▶ **What you are asked to do**:
Show every line in the records below that contains the word "name".

▶ **Input data**:
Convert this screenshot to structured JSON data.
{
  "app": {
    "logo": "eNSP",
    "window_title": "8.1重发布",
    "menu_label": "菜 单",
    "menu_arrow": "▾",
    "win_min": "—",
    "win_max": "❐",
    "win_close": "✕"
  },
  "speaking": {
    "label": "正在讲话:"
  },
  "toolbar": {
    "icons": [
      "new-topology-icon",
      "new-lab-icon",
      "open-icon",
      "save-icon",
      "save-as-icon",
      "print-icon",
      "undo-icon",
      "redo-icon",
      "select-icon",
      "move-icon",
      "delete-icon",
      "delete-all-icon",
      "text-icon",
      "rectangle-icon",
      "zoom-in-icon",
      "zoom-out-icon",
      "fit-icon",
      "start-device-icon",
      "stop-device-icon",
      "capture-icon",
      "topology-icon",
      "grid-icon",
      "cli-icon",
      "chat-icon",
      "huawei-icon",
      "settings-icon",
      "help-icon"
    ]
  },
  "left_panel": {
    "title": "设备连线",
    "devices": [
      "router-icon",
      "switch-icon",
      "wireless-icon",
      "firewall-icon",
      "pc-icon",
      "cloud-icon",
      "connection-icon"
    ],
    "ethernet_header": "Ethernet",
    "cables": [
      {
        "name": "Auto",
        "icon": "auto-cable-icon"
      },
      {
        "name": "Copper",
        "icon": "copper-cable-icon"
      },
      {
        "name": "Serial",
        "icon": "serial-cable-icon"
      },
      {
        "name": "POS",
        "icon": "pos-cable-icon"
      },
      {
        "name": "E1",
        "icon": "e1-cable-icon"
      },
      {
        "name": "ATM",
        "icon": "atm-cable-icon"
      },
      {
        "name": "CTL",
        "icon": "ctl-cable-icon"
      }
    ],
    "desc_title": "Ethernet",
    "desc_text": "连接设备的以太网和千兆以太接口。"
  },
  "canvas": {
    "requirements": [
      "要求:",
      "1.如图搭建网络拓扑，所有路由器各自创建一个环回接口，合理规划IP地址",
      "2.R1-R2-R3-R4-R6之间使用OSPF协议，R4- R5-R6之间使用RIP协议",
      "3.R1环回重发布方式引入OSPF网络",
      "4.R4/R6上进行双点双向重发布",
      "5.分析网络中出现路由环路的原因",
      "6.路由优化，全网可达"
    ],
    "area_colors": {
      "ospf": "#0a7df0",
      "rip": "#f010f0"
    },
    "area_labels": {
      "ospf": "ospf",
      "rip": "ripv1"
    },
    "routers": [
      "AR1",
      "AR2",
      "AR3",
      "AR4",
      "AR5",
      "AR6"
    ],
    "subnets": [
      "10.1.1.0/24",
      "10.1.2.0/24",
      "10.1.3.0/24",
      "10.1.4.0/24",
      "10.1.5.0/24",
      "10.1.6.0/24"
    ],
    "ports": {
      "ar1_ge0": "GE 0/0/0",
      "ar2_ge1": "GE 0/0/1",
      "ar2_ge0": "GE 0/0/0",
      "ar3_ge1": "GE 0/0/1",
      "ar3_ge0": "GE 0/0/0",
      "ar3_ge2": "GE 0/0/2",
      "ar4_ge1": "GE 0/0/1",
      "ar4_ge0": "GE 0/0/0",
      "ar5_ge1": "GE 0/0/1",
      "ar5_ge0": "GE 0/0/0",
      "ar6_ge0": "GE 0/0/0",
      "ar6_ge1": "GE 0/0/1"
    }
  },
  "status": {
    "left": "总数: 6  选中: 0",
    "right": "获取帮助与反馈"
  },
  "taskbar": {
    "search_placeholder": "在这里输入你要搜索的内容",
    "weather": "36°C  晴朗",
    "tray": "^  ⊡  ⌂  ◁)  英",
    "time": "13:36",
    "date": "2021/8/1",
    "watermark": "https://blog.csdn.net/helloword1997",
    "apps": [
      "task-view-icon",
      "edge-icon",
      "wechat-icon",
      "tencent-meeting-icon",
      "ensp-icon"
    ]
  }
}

▶ **Solution to this exercise**:
        "name": "Auto",
        "name": "Copper",
        "name": "Serial",
        "name": "POS",
        "name": "E1",
        "name": "ATM",
        "name": "CTL",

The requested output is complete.